WORK INSTRUCTIONS: All of the listing below must be repeated word for word. Pictures are the only thing to omit.

+---+

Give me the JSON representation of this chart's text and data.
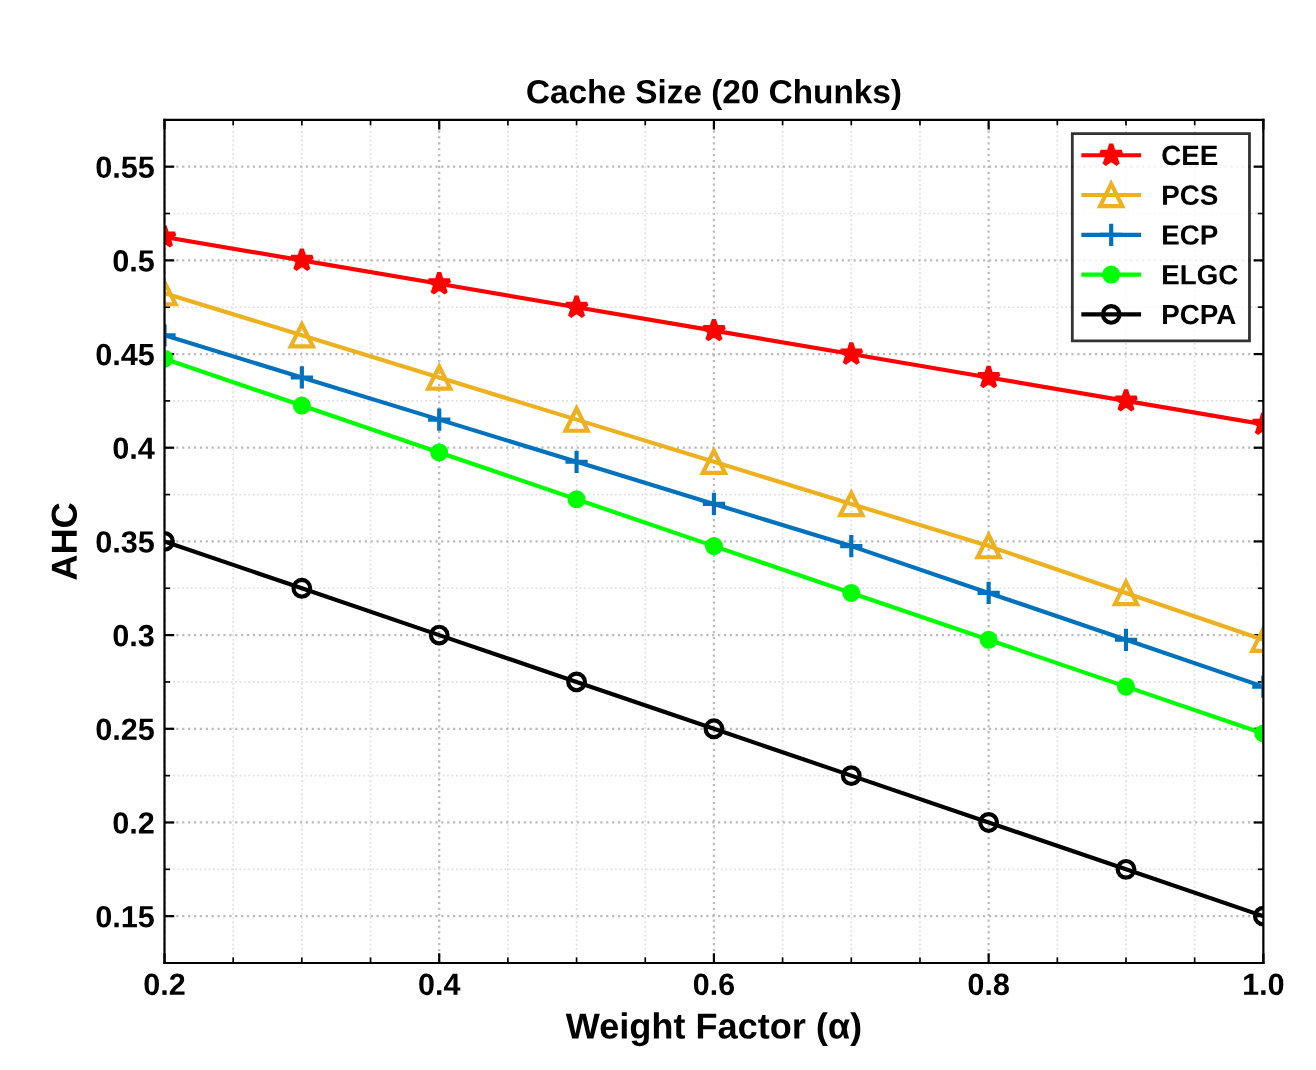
{
  "chart_data": {
    "type": "line",
    "title": "Cache Size (20 Chunks)",
    "xlabel": "Weight Factor (α)",
    "ylabel": "AHC",
    "x": [
      0.2,
      0.3,
      0.4,
      0.5,
      0.6,
      0.7,
      0.8,
      0.9,
      1.0
    ],
    "series": [
      {
        "name": "CEE",
        "color": "#ff0000",
        "marker": "star",
        "values": [
          0.5125,
          0.5,
          0.4875,
          0.475,
          0.4625,
          0.45,
          0.4375,
          0.425,
          0.4125
        ]
      },
      {
        "name": "PCS",
        "color": "#edb120",
        "marker": "triangle",
        "values": [
          0.4825,
          0.46,
          0.4375,
          0.415,
          0.3925,
          0.37,
          0.3475,
          0.3225,
          0.2975
        ]
      },
      {
        "name": "ECP",
        "color": "#0072bd",
        "marker": "cross",
        "values": [
          0.46,
          0.4375,
          0.415,
          0.3925,
          0.37,
          0.3475,
          0.3225,
          0.2975,
          0.2725
        ]
      },
      {
        "name": "ELGC",
        "color": "#00ff00",
        "marker": "circle",
        "values": [
          0.4475,
          0.4225,
          0.3975,
          0.3725,
          0.3475,
          0.3225,
          0.2975,
          0.2725,
          0.2475
        ]
      },
      {
        "name": "PCPA",
        "color": "#000000",
        "marker": "circle",
        "values": [
          0.35,
          0.325,
          0.3,
          0.275,
          0.25,
          0.225,
          0.2,
          0.175,
          0.15
        ]
      }
    ],
    "xlim": [
      0.2,
      1.0
    ],
    "xticks": [
      0.2,
      0.4,
      0.6,
      0.8,
      {
        "value": 1.0,
        "label": "1.0"
      }
    ],
    "ylim": [
      0.125,
      0.575
    ],
    "yticks": [
      0.15,
      0.2,
      0.25,
      0.3,
      0.35,
      0.4,
      0.45,
      0.5,
      0.55
    ],
    "grid": true,
    "legend": "top right",
    "line_style": "solid"
  }
}
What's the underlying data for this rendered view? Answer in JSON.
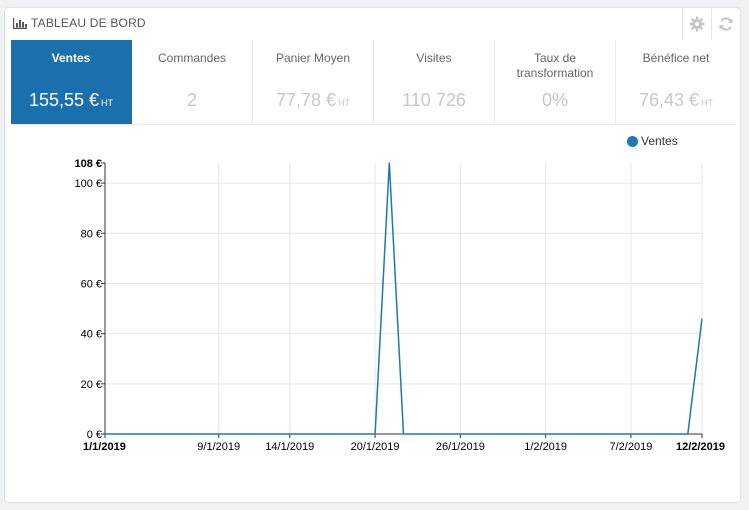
{
  "header": {
    "title": "TABLEAU DE BORD",
    "icon": "bar-chart-icon",
    "actions": [
      "gear-icon",
      "refresh-icon"
    ]
  },
  "kpis": [
    {
      "label": "Ventes",
      "value": "155,55 €",
      "suffix": "HT",
      "active": true
    },
    {
      "label": "Commandes",
      "value": "2",
      "suffix": "",
      "active": false
    },
    {
      "label": "Panier Moyen",
      "value": "77,78 €",
      "suffix": "HT",
      "active": false
    },
    {
      "label": "Visites",
      "value": "110 726",
      "suffix": "",
      "active": false
    },
    {
      "label": "Taux de transformation",
      "value": "0%",
      "suffix": "",
      "active": false
    },
    {
      "label": "Bénéfice net",
      "value": "76,43 €",
      "suffix": "HT",
      "active": false
    }
  ],
  "colors": {
    "active_tile": "#1c6fad",
    "series": "#1f77b4"
  },
  "chart_data": {
    "type": "line",
    "legend": "Ventes",
    "legend_position": "top-right",
    "grid": true,
    "ylim": [
      0,
      108
    ],
    "y_ticks": [
      {
        "value": 0,
        "label": "0 €"
      },
      {
        "value": 20,
        "label": "20 €"
      },
      {
        "value": 40,
        "label": "40 €"
      },
      {
        "value": 60,
        "label": "60 €"
      },
      {
        "value": 80,
        "label": "80 €"
      },
      {
        "value": 100,
        "label": "100 €"
      },
      {
        "value": 108,
        "label": "108 €"
      }
    ],
    "xlim": [
      "2019-01-01",
      "2019-02-12"
    ],
    "x_ticks": [
      {
        "date": "2019-01-01",
        "label": "1/1/2019",
        "bold": true
      },
      {
        "date": "2019-01-09",
        "label": "9/1/2019",
        "bold": false
      },
      {
        "date": "2019-01-14",
        "label": "14/1/2019",
        "bold": false
      },
      {
        "date": "2019-01-20",
        "label": "20/1/2019",
        "bold": false
      },
      {
        "date": "2019-01-26",
        "label": "26/1/2019",
        "bold": false
      },
      {
        "date": "2019-02-01",
        "label": "1/2/2019",
        "bold": false
      },
      {
        "date": "2019-02-07",
        "label": "7/2/2019",
        "bold": false
      },
      {
        "date": "2019-02-12",
        "label": "12/2/2019",
        "bold": true
      }
    ],
    "series": [
      {
        "name": "Ventes",
        "points": [
          {
            "x": "2019-01-01",
            "y": 0
          },
          {
            "x": "2019-01-20",
            "y": 0
          },
          {
            "x": "2019-01-21",
            "y": 108
          },
          {
            "x": "2019-01-22",
            "y": 0
          },
          {
            "x": "2019-02-11",
            "y": 0
          },
          {
            "x": "2019-02-12",
            "y": 46
          }
        ]
      }
    ]
  }
}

+---+

ANSWER IN FULL:
Give me the JSON representation of this chart's text and data.
{
  "chart_data": {
    "type": "line",
    "title": "Cache Size (20 Chunks)",
    "xlabel": "Weight Factor (α)",
    "ylabel": "AHC",
    "x": [
      0.2,
      0.3,
      0.4,
      0.5,
      0.6,
      0.7,
      0.8,
      0.9,
      1.0
    ],
    "series": [
      {
        "name": "CEE",
        "color": "#ff0000",
        "marker": "star",
        "values": [
          0.5125,
          0.5,
          0.4875,
          0.475,
          0.4625,
          0.45,
          0.4375,
          0.425,
          0.4125
        ]
      },
      {
        "name": "PCS",
        "color": "#edb120",
        "marker": "triangle",
        "values": [
          0.4825,
          0.46,
          0.4375,
          0.415,
          0.3925,
          0.37,
          0.3475,
          0.3225,
          0.2975
        ]
      },
      {
        "name": "ECP",
        "color": "#0072bd",
        "marker": "cross",
        "values": [
          0.46,
          0.4375,
          0.415,
          0.3925,
          0.37,
          0.3475,
          0.3225,
          0.2975,
          0.2725
        ]
      },
      {
        "name": "ELGC",
        "color": "#00ff00",
        "marker": "circle",
        "values": [
          0.4475,
          0.4225,
          0.3975,
          0.3725,
          0.3475,
          0.3225,
          0.2975,
          0.2725,
          0.2475
        ]
      },
      {
        "name": "PCPA",
        "color": "#000000",
        "marker": "circle",
        "values": [
          0.35,
          0.325,
          0.3,
          0.275,
          0.25,
          0.225,
          0.2,
          0.175,
          0.15
        ]
      }
    ],
    "xlim": [
      0.2,
      1.0
    ],
    "xticks": [
      0.2,
      0.4,
      0.6,
      0.8,
      {
        "value": 1.0,
        "label": "1.0"
      }
    ],
    "ylim": [
      0.125,
      0.575
    ],
    "yticks": [
      0.15,
      0.2,
      0.25,
      0.3,
      0.35,
      0.4,
      0.45,
      0.5,
      0.55
    ],
    "grid": true,
    "legend": "top right",
    "line_style": "solid"
  }
}
What's the underlying data for this rendered view? Answer in JSON.
{
  "header": {
    "title": "TABLEAU DE BORD",
    "icon": "bar-chart-icon",
    "actions": [
      "gear-icon",
      "refresh-icon"
    ]
  },
  "kpis": [
    {
      "label": "Ventes",
      "value": "155,55 €",
      "suffix": "HT",
      "active": true
    },
    {
      "label": "Commandes",
      "value": "2",
      "suffix": "",
      "active": false
    },
    {
      "label": "Panier Moyen",
      "value": "77,78 €",
      "suffix": "HT",
      "active": false
    },
    {
      "label": "Visites",
      "value": "110 726",
      "suffix": "",
      "active": false
    },
    {
      "label": "Taux de transformation",
      "value": "0%",
      "suffix": "",
      "active": false
    },
    {
      "label": "Bénéfice net",
      "value": "76,43 €",
      "suffix": "HT",
      "active": false
    }
  ],
  "colors": {
    "active_tile": "#1c6fad",
    "series": "#1f77b4"
  },
  "chart_data": {
    "type": "line",
    "legend": "Ventes",
    "legend_position": "top-right",
    "grid": true,
    "ylim": [
      0,
      108
    ],
    "y_ticks": [
      {
        "value": 0,
        "label": "0 €"
      },
      {
        "value": 20,
        "label": "20 €"
      },
      {
        "value": 40,
        "label": "40 €"
      },
      {
        "value": 60,
        "label": "60 €"
      },
      {
        "value": 80,
        "label": "80 €"
      },
      {
        "value": 100,
        "label": "100 €"
      },
      {
        "value": 108,
        "label": "108 €"
      }
    ],
    "xlim": [
      "2019-01-01",
      "2019-02-12"
    ],
    "x_ticks": [
      {
        "date": "2019-01-01",
        "label": "1/1/2019",
        "bold": true
      },
      {
        "date": "2019-01-09",
        "label": "9/1/2019",
        "bold": false
      },
      {
        "date": "2019-01-14",
        "label": "14/1/2019",
        "bold": false
      },
      {
        "date": "2019-01-20",
        "label": "20/1/2019",
        "bold": false
      },
      {
        "date": "2019-01-26",
        "label": "26/1/2019",
        "bold": false
      },
      {
        "date": "2019-02-01",
        "label": "1/2/2019",
        "bold": false
      },
      {
        "date": "2019-02-07",
        "label": "7/2/2019",
        "bold": false
      },
      {
        "date": "2019-02-12",
        "label": "12/2/2019",
        "bold": true
      }
    ],
    "series": [
      {
        "name": "Ventes",
        "points": [
          {
            "x": "2019-01-01",
            "y": 0
          },
          {
            "x": "2019-01-20",
            "y": 0
          },
          {
            "x": "2019-01-21",
            "y": 108
          },
          {
            "x": "2019-01-22",
            "y": 0
          },
          {
            "x": "2019-02-11",
            "y": 0
          },
          {
            "x": "2019-02-12",
            "y": 46
          }
        ]
      }
    ]
  }
}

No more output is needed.